■ **Task instructions**
Your task is to gather the lines below that hold the string "grid".

━━━━━━━━━━━━━━━━━━━━━━━━━━━━━━

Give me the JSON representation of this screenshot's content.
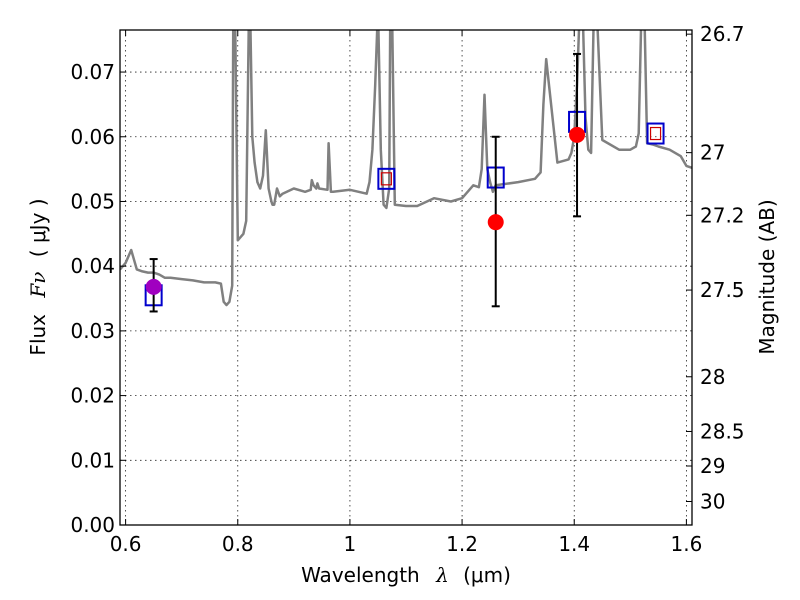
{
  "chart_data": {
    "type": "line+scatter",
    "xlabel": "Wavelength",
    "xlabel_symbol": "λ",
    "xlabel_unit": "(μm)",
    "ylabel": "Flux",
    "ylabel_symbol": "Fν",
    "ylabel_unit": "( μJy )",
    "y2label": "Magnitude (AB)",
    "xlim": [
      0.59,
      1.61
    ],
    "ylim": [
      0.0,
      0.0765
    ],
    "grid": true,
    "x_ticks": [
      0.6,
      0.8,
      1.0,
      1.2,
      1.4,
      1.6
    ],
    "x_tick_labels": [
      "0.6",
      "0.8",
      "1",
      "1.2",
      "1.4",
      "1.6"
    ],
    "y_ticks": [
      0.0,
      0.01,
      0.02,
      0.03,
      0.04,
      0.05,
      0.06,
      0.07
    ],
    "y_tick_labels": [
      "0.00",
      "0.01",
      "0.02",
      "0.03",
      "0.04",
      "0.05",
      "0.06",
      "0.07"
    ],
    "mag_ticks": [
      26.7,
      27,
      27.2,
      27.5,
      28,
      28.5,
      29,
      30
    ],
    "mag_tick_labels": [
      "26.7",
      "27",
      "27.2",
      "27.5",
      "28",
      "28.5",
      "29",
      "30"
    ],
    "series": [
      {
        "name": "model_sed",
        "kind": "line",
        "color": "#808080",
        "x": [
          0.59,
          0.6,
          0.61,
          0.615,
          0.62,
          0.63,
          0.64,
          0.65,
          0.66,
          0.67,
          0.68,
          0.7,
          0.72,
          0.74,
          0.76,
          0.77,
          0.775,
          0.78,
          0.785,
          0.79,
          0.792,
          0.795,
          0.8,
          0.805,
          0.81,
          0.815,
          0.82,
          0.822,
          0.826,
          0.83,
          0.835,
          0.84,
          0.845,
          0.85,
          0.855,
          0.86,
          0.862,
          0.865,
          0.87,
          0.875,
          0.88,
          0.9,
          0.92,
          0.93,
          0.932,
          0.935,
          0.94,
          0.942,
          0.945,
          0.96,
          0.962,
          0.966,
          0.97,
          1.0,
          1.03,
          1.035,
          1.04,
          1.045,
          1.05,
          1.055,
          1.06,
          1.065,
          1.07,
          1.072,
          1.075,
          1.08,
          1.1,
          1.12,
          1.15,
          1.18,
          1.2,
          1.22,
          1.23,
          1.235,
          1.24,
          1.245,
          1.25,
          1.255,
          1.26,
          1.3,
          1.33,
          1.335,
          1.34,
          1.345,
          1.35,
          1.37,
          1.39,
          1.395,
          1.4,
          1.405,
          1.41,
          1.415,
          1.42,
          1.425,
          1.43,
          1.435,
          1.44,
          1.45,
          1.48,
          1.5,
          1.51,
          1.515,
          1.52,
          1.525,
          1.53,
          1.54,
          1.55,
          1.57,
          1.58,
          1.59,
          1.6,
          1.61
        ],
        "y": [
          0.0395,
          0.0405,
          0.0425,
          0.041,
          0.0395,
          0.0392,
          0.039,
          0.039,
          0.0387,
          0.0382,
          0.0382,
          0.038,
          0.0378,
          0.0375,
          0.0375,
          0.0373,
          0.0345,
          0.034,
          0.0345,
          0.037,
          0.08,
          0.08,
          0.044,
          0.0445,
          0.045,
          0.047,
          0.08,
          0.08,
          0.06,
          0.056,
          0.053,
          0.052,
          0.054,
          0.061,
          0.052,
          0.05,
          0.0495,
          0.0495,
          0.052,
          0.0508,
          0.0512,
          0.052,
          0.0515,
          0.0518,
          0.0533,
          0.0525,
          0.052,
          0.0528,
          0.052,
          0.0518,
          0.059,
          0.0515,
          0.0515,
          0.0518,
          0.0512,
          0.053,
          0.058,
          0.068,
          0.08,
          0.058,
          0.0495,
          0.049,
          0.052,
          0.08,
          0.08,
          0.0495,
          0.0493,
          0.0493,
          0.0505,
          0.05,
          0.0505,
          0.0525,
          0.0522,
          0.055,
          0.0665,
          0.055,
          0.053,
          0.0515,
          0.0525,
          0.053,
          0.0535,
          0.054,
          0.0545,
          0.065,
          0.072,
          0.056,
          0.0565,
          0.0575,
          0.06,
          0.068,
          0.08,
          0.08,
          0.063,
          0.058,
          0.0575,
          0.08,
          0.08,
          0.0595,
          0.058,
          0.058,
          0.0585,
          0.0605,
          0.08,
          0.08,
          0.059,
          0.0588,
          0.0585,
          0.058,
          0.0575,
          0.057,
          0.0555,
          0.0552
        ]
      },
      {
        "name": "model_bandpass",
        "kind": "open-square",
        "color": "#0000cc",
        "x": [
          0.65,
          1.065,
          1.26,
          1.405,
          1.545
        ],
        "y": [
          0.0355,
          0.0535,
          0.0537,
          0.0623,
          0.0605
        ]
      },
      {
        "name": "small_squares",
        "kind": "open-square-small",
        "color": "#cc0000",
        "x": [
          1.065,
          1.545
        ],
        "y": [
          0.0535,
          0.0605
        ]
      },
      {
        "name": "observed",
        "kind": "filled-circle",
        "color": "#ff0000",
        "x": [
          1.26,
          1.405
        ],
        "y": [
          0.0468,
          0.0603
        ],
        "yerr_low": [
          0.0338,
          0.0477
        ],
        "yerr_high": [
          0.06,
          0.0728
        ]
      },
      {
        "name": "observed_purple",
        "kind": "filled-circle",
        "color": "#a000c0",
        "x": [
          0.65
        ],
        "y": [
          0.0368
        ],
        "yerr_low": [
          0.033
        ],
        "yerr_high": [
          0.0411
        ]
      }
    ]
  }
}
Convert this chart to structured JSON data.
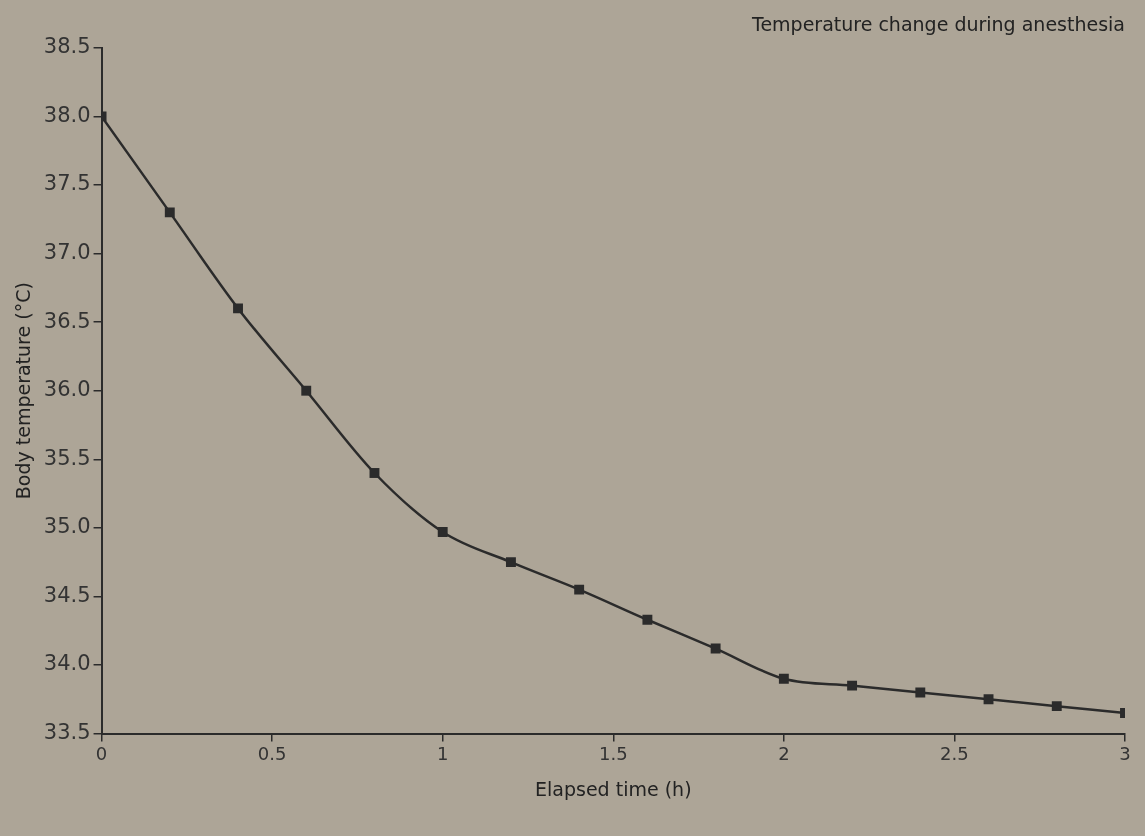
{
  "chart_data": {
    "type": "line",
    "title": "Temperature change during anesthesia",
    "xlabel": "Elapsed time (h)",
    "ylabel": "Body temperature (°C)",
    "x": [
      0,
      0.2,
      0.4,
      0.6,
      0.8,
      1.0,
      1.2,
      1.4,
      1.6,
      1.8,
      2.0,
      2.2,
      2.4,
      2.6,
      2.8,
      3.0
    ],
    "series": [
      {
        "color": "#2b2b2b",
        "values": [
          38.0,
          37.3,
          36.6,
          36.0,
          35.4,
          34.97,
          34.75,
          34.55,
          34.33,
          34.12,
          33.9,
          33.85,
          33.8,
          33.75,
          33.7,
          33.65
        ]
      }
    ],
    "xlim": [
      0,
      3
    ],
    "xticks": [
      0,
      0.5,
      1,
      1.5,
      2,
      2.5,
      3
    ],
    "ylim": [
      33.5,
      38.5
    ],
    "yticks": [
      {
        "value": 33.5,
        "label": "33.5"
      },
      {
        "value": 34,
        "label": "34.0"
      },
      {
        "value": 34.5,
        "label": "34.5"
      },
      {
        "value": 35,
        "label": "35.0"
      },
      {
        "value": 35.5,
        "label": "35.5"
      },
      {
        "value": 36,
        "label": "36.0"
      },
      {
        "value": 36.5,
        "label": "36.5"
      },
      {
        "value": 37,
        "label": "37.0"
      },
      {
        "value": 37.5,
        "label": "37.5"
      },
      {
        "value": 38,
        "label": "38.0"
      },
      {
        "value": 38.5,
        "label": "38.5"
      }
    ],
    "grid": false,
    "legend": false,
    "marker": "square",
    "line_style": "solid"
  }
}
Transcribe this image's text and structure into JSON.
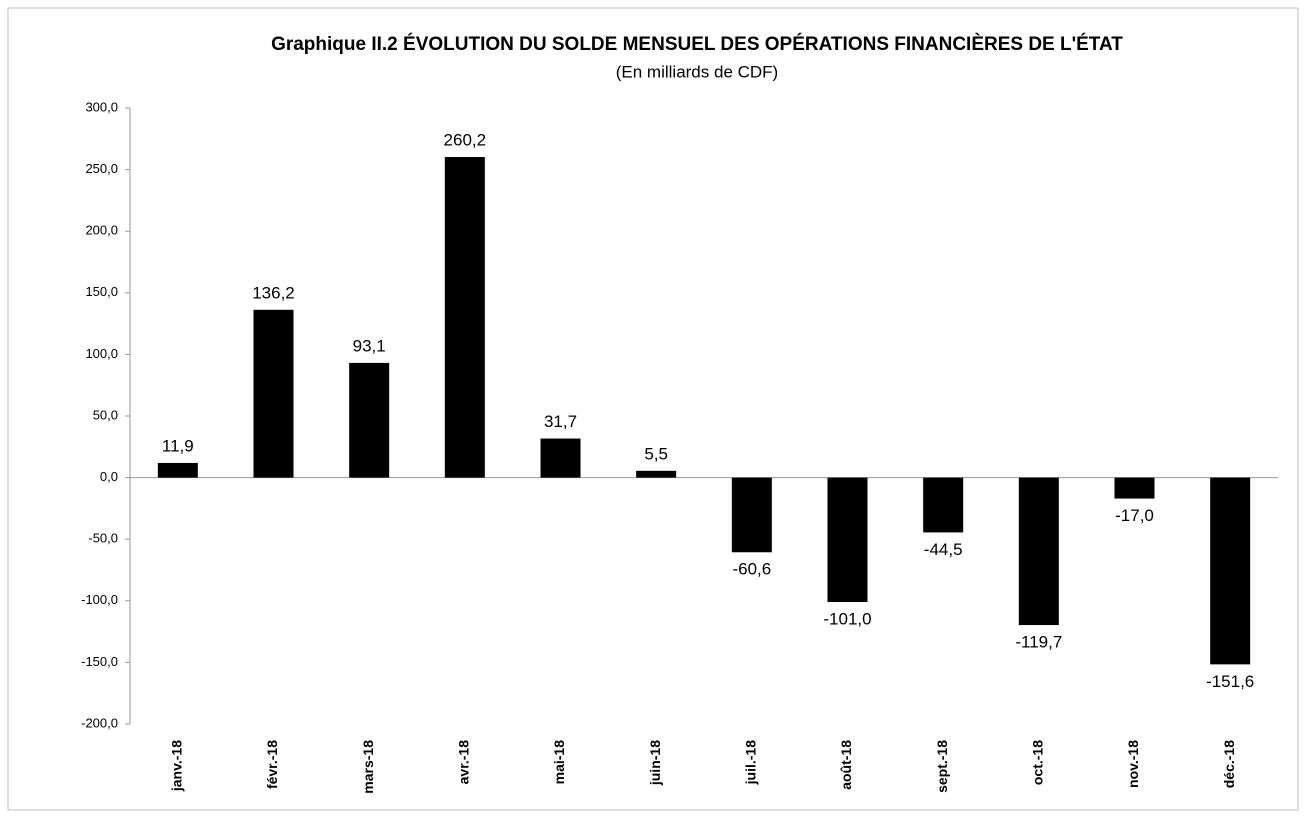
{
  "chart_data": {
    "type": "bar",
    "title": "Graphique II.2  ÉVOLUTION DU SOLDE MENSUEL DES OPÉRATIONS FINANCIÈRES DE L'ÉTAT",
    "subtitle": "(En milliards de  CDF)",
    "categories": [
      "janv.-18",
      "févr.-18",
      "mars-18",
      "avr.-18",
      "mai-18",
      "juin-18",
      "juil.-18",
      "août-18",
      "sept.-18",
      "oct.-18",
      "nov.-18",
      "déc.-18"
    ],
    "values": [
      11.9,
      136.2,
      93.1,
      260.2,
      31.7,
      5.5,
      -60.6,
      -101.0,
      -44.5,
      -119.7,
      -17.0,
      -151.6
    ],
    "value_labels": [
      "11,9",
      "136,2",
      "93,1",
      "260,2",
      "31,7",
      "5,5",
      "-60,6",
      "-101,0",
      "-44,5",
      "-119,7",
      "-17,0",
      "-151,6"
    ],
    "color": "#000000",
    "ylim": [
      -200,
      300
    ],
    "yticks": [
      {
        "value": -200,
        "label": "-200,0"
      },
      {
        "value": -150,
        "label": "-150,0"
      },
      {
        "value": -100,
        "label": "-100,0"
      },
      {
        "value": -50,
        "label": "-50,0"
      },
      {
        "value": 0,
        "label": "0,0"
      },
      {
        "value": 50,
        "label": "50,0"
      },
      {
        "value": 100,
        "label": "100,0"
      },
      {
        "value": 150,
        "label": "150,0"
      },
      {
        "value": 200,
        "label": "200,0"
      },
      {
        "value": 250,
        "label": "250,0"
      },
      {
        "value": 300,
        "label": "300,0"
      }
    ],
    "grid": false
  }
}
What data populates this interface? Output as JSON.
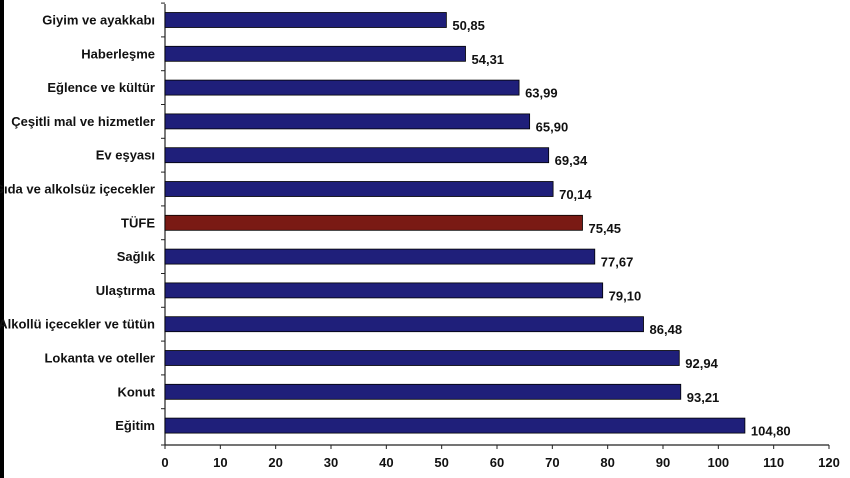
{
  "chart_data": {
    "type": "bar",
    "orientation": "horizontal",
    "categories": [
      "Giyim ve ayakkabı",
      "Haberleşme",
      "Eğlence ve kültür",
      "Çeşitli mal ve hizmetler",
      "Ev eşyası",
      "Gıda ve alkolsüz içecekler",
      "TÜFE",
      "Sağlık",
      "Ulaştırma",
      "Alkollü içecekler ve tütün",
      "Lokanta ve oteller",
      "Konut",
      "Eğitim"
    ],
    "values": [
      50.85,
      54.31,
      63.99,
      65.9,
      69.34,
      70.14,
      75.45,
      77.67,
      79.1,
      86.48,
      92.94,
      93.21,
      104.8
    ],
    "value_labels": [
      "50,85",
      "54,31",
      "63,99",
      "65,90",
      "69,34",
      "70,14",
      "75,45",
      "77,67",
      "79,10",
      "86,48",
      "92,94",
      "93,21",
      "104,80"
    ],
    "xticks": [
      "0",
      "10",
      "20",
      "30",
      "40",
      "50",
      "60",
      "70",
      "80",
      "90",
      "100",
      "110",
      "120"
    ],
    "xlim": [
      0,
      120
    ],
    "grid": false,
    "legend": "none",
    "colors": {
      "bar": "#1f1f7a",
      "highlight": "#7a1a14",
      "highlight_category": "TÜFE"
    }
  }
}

━━━━━━━━━━━━━━━━━━━━━━━━━━━━━━

■ **Response for this exercise**
    "grid": true,
    "grid": false,
    "grid": false
    "grid": false,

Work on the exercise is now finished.